━━━ RECORDS SHOWN ━━━
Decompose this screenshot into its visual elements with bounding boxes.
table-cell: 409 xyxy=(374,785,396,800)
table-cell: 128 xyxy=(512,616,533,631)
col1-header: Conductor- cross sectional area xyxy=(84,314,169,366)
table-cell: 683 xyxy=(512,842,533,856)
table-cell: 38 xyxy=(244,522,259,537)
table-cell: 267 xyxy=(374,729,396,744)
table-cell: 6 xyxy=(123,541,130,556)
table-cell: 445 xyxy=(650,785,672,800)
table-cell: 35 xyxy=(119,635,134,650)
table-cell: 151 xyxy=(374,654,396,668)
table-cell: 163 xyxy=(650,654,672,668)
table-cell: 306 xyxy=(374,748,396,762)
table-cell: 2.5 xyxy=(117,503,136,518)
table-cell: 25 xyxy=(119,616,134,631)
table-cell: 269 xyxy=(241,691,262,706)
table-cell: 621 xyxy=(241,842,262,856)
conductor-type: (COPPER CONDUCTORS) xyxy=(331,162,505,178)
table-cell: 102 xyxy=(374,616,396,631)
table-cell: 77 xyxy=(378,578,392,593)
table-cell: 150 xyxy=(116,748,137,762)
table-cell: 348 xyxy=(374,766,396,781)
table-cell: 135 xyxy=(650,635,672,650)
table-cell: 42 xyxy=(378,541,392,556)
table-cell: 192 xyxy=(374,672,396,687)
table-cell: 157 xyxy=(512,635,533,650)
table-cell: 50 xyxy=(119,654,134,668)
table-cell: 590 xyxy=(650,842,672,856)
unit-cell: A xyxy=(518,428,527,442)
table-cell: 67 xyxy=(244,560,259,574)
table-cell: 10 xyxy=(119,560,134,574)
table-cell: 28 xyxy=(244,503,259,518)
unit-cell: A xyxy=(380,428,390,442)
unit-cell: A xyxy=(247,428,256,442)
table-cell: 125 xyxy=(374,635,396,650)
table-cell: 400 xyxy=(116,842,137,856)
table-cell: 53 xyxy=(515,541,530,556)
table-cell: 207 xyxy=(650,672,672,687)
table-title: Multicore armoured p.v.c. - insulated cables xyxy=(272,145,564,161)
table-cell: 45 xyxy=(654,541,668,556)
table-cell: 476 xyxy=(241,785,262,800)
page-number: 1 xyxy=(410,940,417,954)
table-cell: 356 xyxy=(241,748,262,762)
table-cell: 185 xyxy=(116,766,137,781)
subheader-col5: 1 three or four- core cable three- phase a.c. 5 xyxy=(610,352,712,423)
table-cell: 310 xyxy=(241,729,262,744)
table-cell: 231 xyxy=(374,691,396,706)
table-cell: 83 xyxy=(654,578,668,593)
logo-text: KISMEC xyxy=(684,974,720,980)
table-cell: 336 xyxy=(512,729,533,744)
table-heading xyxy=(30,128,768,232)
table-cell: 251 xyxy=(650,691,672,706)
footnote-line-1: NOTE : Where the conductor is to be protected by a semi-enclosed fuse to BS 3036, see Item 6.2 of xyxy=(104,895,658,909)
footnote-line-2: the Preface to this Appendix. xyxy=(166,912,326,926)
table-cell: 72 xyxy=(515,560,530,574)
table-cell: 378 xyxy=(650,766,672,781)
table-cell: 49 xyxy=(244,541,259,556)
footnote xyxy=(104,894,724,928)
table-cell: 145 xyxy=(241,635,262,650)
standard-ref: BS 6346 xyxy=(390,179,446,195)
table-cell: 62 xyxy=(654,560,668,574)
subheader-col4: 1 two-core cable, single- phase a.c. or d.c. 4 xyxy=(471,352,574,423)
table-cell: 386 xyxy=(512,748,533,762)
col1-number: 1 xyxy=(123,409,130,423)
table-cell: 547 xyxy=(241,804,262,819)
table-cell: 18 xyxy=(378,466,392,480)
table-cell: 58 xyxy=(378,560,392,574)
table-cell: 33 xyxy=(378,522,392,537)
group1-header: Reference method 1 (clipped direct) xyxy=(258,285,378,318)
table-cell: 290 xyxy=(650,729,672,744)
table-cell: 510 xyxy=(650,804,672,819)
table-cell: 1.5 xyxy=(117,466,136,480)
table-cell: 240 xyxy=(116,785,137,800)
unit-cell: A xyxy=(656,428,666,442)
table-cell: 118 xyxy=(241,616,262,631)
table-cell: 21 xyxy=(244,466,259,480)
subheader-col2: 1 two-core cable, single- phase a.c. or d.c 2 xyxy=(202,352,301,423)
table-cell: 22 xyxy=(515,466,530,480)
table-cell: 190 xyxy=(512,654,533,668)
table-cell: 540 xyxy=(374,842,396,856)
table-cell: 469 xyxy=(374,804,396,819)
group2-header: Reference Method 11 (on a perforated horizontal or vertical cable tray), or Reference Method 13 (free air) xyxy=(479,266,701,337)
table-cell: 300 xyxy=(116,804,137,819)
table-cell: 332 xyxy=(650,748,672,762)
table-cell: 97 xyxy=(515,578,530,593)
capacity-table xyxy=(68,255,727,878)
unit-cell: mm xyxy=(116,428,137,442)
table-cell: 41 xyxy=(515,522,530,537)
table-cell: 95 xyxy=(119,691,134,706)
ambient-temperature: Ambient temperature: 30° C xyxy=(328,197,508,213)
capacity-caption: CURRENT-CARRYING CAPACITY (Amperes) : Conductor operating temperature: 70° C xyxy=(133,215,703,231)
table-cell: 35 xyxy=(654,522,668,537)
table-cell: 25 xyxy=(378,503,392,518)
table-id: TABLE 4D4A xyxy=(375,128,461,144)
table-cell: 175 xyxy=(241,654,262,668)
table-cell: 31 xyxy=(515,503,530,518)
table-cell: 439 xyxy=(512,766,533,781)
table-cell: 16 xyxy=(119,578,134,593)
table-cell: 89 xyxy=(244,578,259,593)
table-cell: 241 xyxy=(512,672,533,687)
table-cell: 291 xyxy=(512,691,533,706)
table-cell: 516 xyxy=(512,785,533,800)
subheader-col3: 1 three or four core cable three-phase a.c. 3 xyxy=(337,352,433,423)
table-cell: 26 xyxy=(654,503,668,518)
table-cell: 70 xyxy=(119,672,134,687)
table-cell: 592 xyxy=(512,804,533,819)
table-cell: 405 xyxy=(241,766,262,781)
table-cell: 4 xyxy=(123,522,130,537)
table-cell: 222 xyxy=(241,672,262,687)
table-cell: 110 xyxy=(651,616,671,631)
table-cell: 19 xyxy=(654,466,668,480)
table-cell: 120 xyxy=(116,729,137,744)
━━━
* WHAT IS BEING ASKED
Reproduce the data verbatim, from the first line through the line containing "table-cell: 38 xyxy=(244,522,259,537)", with both of those lines included.

* EXERCISE SOLUTION
Decompose this screenshot into its visual elements with bounding boxes.
table-cell: 409 xyxy=(374,785,396,800)
table-cell: 128 xyxy=(512,616,533,631)
col1-header: Conductor- cross sectional area xyxy=(84,314,169,366)
table-cell: 683 xyxy=(512,842,533,856)
table-cell: 38 xyxy=(244,522,259,537)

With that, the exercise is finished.